Start GIVEN RECORDS
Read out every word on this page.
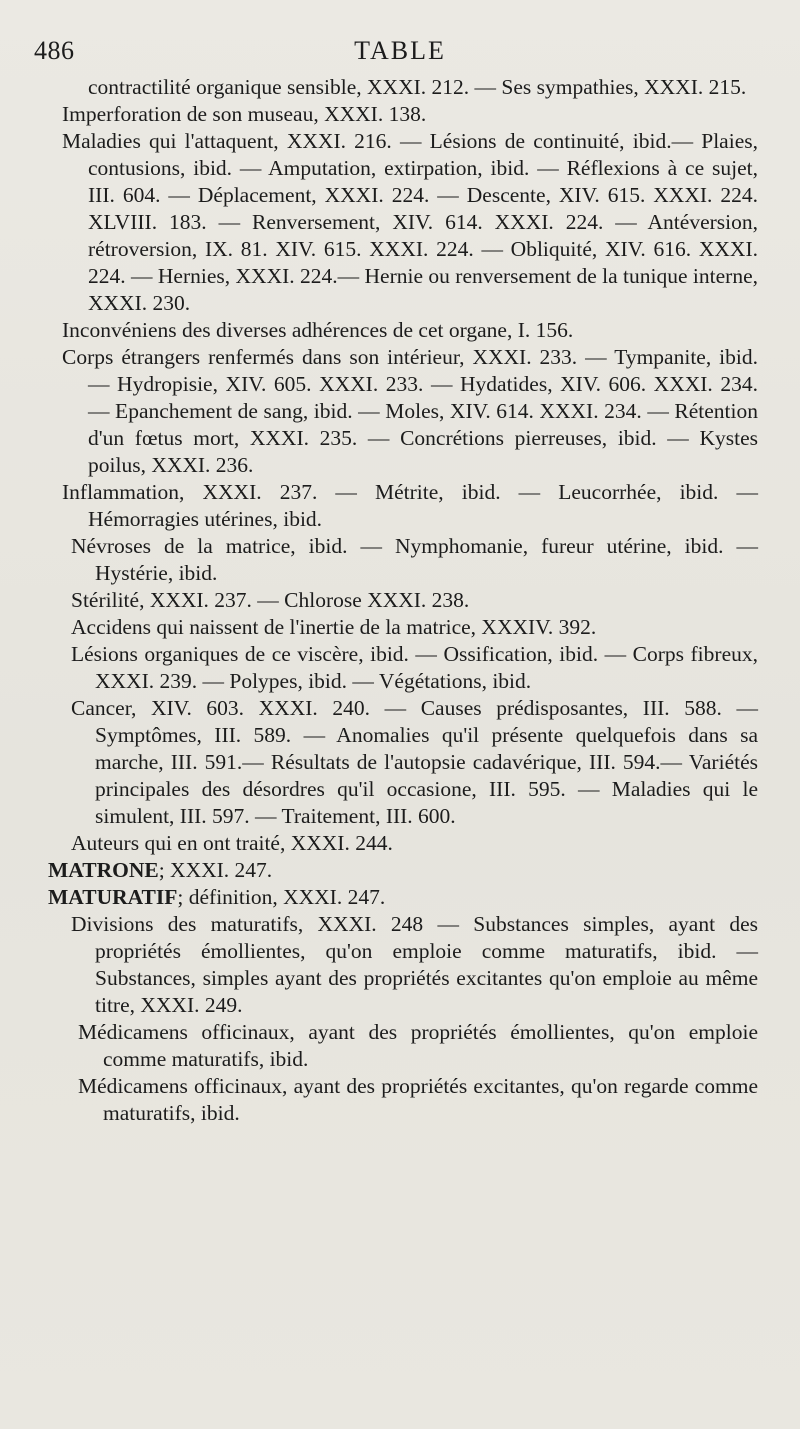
486	TABLE

contractilité organique sensible, XXXI. 212. — Ses sympathies, XXXI. 215.

Imperforation de son museau, XXXI. 138.

Maladies qui l'attaquent, XXXI. 216. — Lésions de continuité, ibid.— Plaies, contusions, ibid. — Amputation, extirpation, ibid. — Réflexions à ce sujet, III. 604. — Déplacement, XXXI. 224. — Descente, XIV. 615. XXXI. 224. XLVIII. 183. — Renversement, XIV. 614. XXXI. 224. — Antéversion, rétroversion, IX. 81. XIV. 615. XXXI. 224. — Obliquité, XIV. 616. XXXI. 224. — Hernies, XXXI. 224.— Hernie ou renversement de la tunique interne, XXXI. 230.

Inconvéniens des diverses adhérences de cet organe, I. 156.

Corps étrangers renfermés dans son intérieur, XXXI. 233. — Tympanite, ibid. — Hydropisie, XIV. 605. XXXI. 233. — Hydatides, XIV. 606. XXXI. 234. — Epanchement de sang, ibid. — Moles, XIV. 614. XXXI. 234. — Rétention d'un fœtus mort, XXXI. 235. — Concrétions pierreuses, ibid. — Kystes poilus, XXXI. 236.

Inflammation, XXXI. 237. — Métrite, ibid. — Leucorrhée, ibid. — Hémorragies utérines, ibid.

Névroses de la matrice, ibid. — Nymphomanie, fureur utérine, ibid. — Hystérie, ibid.

Stérilité, XXXI. 237. — Chlorose XXXI. 238.

Accidens qui naissent de l'inertie de la matrice, XXXIV. 392.

Lésions organiques de ce viscère, ibid. — Ossification, ibid. — Corps fibreux, XXXI. 239. — Polypes, ibid. — Végétations, ibid.

Cancer, XIV. 603. XXXI. 240. — Causes prédisposantes, III. 588. — Symptômes, III. 589. — Anomalies qu'il présente quelquefois dans sa marche, III. 591.— Résultats de l'autopsie cadavérique, III. 594.— Variétés principales des désordres qu'il occasione, III. 595. — Maladies qui le simulent, III. 597. — Traitement, III. 600.

Auteurs qui en ont traité, XXXI. 244.

MATRONE; XXXI. 247.

MATURATIF; définition, XXXI. 247.

Divisions des maturatifs, XXXI. 248 — Substances simples, ayant des propriétés émollientes, qu'on emploie comme maturatifs, ibid. — Substances, simples ayant des propriétés excitantes qu'on emploie au même titre, XXXI. 249.

Médicamens officinaux, ayant des propriétés émollientes, qu'on emploie comme maturatifs, ibid.

Médicamens officinaux, ayant des propriétés excitantes, qu'on regarde comme maturatifs, ibid.
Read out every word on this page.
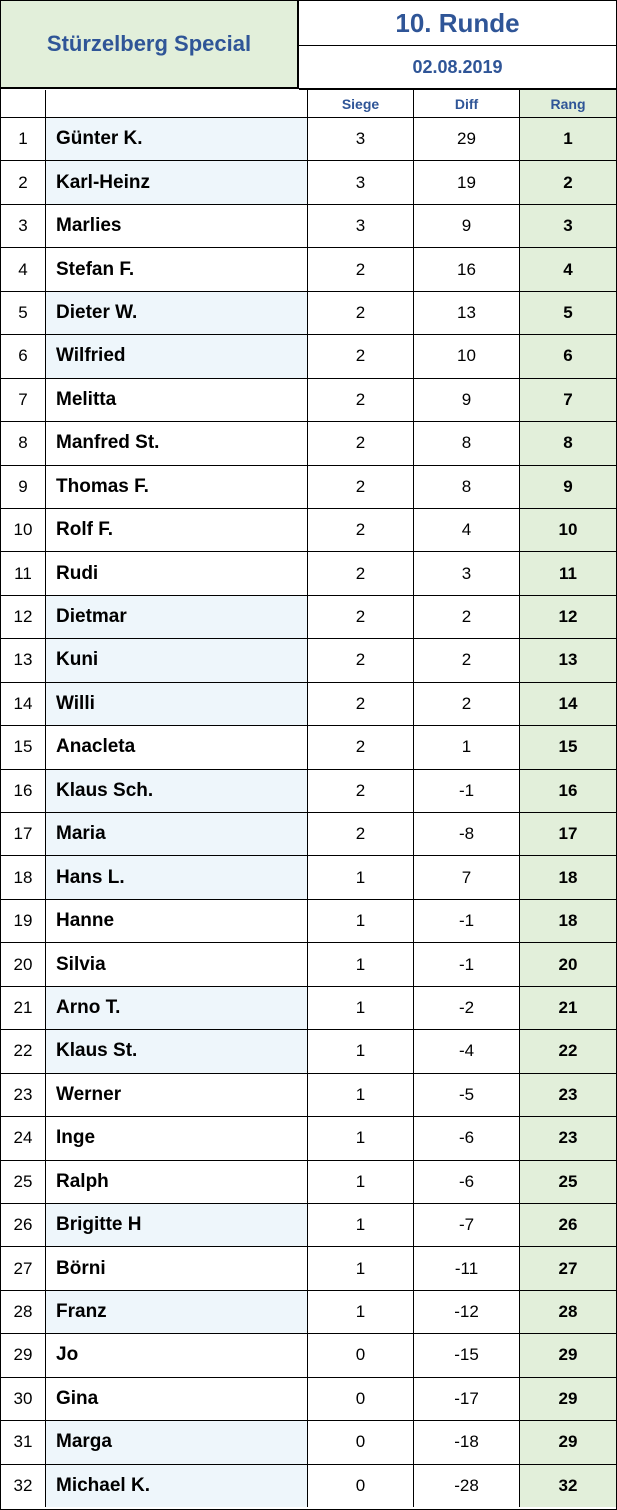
Stürzelberg Special
10. Runde
02.08.2019
		Siege	Diff	Rang
1	Günter K.	3	29	1
2	Karl-Heinz	3	19	2
3	Marlies	3	9	3
4	Stefan F.	2	16	4
5	Dieter W.	2	13	5
6	Wilfried	2	10	6
7	Melitta	2	9	7
8	Manfred St.	2	8	8
9	Thomas F.	2	8	9
10	Rolf F.	2	4	10
11	Rudi	2	3	11
12	Dietmar	2	2	12
13	Kuni	2	2	13
14	Willi	2	2	14
15	Anacleta	2	1	15
16	Klaus Sch.	2	-1	16
17	Maria	2	-8	17
18	Hans L.	1	7	18
19	Hanne	1	-1	18
20	Silvia	1	-1	20
21	Arno T.	1	-2	21
22	Klaus St.	1	-4	22
23	Werner	1	-5	23
24	Inge	1	-6	23
25	Ralph	1	-6	25
26	Brigitte H	1	-7	26
27	Börni	1	-11	27
28	Franz	1	-12	28
29	Jo	0	-15	29
30	Gina	0	-17	29
31	Marga	0	-18	29
32	Michael K.	0	-28	32
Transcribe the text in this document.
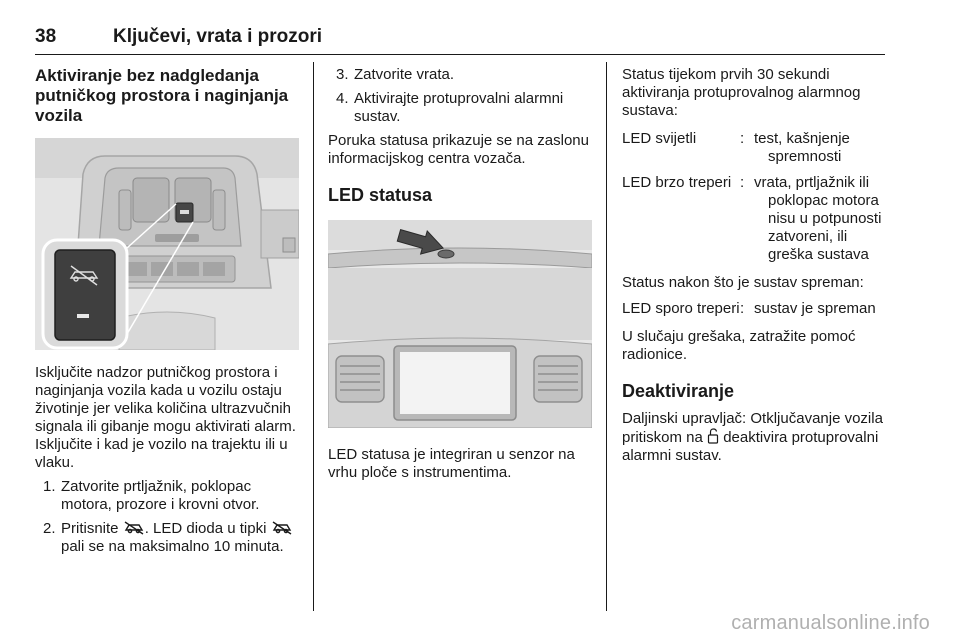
38	Ključevi, vrata i prozori

Aktiviranje bez nadgledanja putničkog prostora i naginjanja vozila

Isključite nadzor putničkog prostora i naginjanja vozila kada u vozilu ostaju životinje jer velika količina ultrazvučnih signala ili gibanje mogu aktivirati alarm. Isključite i kad je vozilo na trajektu ili u vlaku.

1. Zatvorite prtljažnik, poklopac motora, prozore i krovni otvor.
2. Pritisnite . LED dioda u tipki  pali se na maksimalno 10 minuta.
3. Zatvorite vrata.
4. Aktivirajte protuprovalni alarmni sustav.

Poruka statusa prikazuje se na zaslonu informacijskog centra vozača.

LED statusa

LED statusa je integriran u senzor na vrhu ploče s instrumentima.

Status tijekom prvih 30 sekundi aktiviranja protuprovalnog alarmnog sustava:

LED svijetli	: test, kašnjenje spremnosti
LED brzo treperi : vrata, prtljažnik ili poklopac motora nisu u potpunosti zatvoreni, ili greška sustava

Status nakon što je sustav spreman:

LED sporo treperi : sustav je spreman

U slučaju grešaka, zatražite pomoć radionice.

Deaktiviranje

Daljinski upravljač: Otključavanje vozila pritiskom na deaktivira protuprovalni alarmni sustav.

carmanualsonline.info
End GIVEN RECORDS
→ **TASK DETAILS**: Write out the whole listing exactly, and drop the pictures.

→ **RESPONSE**:
Read out every word on this page.
486	TABLE

contractilité organique sensible, XXXI. 212. — Ses sympathies, XXXI. 215.

Imperforation de son museau, XXXI. 138.

Maladies qui l'attaquent, XXXI. 216. — Lésions de continuité, ibid.— Plaies, contusions, ibid. — Amputation, extirpation, ibid. — Réflexions à ce sujet, III. 604. — Déplacement, XXXI. 224. — Descente, XIV. 615. XXXI. 224. XLVIII. 183. — Renversement, XIV. 614. XXXI. 224. — Antéversion, rétroversion, IX. 81. XIV. 615. XXXI. 224. — Obliquité, XIV. 616. XXXI. 224. — Hernies, XXXI. 224.— Hernie ou renversement de la tunique interne, XXXI. 230.

Inconvéniens des diverses adhérences de cet organe, I. 156.

Corps étrangers renfermés dans son intérieur, XXXI. 233. — Tympanite, ibid. — Hydropisie, XIV. 605. XXXI. 233. — Hydatides, XIV. 606. XXXI. 234. — Epanchement de sang, ibid. — Moles, XIV. 614. XXXI. 234. — Rétention d'un fœtus mort, XXXI. 235. — Concrétions pierreuses, ibid. — Kystes poilus, XXXI. 236.

Inflammation, XXXI. 237. — Métrite, ibid. — Leucorrhée, ibid. — Hémorragies utérines, ibid.

Névroses de la matrice, ibid. — Nymphomanie, fureur utérine, ibid. — Hystérie, ibid.

Stérilité, XXXI. 237. — Chlorose XXXI. 238.

Accidens qui naissent de l'inertie de la matrice, XXXIV. 392.

Lésions organiques de ce viscère, ibid. — Ossification, ibid. — Corps fibreux, XXXI. 239. — Polypes, ibid. — Végétations, ibid.

Cancer, XIV. 603. XXXI. 240. — Causes prédisposantes, III. 588. — Symptômes, III. 589. — Anomalies qu'il présente quelquefois dans sa marche, III. 591.— Résultats de l'autopsie cadavérique, III. 594.— Variétés principales des désordres qu'il occasione, III. 595. — Maladies qui le simulent, III. 597. — Traitement, III. 600.

Auteurs qui en ont traité, XXXI. 244.

MATRONE; XXXI. 247.

MATURATIF; définition, XXXI. 247.

Divisions des maturatifs, XXXI. 248 — Substances simples, ayant des propriétés émollientes, qu'on emploie comme maturatifs, ibid. — Substances, simples ayant des propriétés excitantes qu'on emploie au même titre, XXXI. 249.

Médicamens officinaux, ayant des propriétés émollientes, qu'on emploie comme maturatifs, ibid.

Médicamens officinaux, ayant des propriétés excitantes, qu'on regarde comme maturatifs, ibid.
Read out every word on this page.
Stürzelberg Special
10. Runde
02.08.2019
		Siege	Diff	Rang
1	Günter K.	3	29	1
2	Karl-Heinz	3	19	2
3	Marlies	3	9	3
4	Stefan F.	2	16	4
5	Dieter W.	2	13	5
6	Wilfried	2	10	6
7	Melitta	2	9	7
8	Manfred St.	2	8	8
9	Thomas F.	2	8	9
10	Rolf F.	2	4	10
11	Rudi	2	3	11
12	Dietmar	2	2	12
13	Kuni	2	2	13
14	Willi	2	2	14
15	Anacleta	2	1	15
16	Klaus Sch.	2	-1	16
17	Maria	2	-8	17
18	Hans L.	1	7	18
19	Hanne	1	-1	18
20	Silvia	1	-1	20
21	Arno T.	1	-2	21
22	Klaus St.	1	-4	22
23	Werner	1	-5	23
24	Inge	1	-6	23
25	Ralph	1	-6	25
26	Brigitte H	1	-7	26
27	Börni	1	-11	27
28	Franz	1	-12	28
29	Jo	0	-15	29
30	Gina	0	-17	29
31	Marga	0	-18	29
32	Michael K.	0	-28	32
Transcribe the text in this document.
38	Ključevi, vrata i prozori

Aktiviranje bez nadgledanja putničkog prostora i naginjanja vozila

Isključite nadzor putničkog prostora i naginjanja vozila kada u vozilu ostaju životinje jer velika količina ultrazvučnih signala ili gibanje mogu aktivirati alarm. Isključite i kad je vozilo na trajektu ili u vlaku.

1. Zatvorite prtljažnik, poklopac motora, prozore i krovni otvor.
2. Pritisnite . LED dioda u tipki  pali se na maksimalno 10 minuta.
3. Zatvorite vrata.
4. Aktivirajte protuprovalni alarmni sustav.

Poruka statusa prikazuje se na zaslonu informacijskog centra vozača.

LED statusa

LED statusa je integriran u senzor na vrhu ploče s instrumentima.

Status tijekom prvih 30 sekundi aktiviranja protuprovalnog alarmnog sustava:

LED svijetli	: test, kašnjenje spremnosti
LED brzo treperi : vrata, prtljažnik ili poklopac motora nisu u potpunosti zatvoreni, ili greška sustava

Status nakon što je sustav spreman:

LED sporo treperi : sustav je spreman

U slučaju grešaka, zatražite pomoć radionice.

Deaktiviranje

Daljinski upravljač: Otključavanje vozila pritiskom na deaktivira protuprovalni alarmni sustav.

carmanualsonline.info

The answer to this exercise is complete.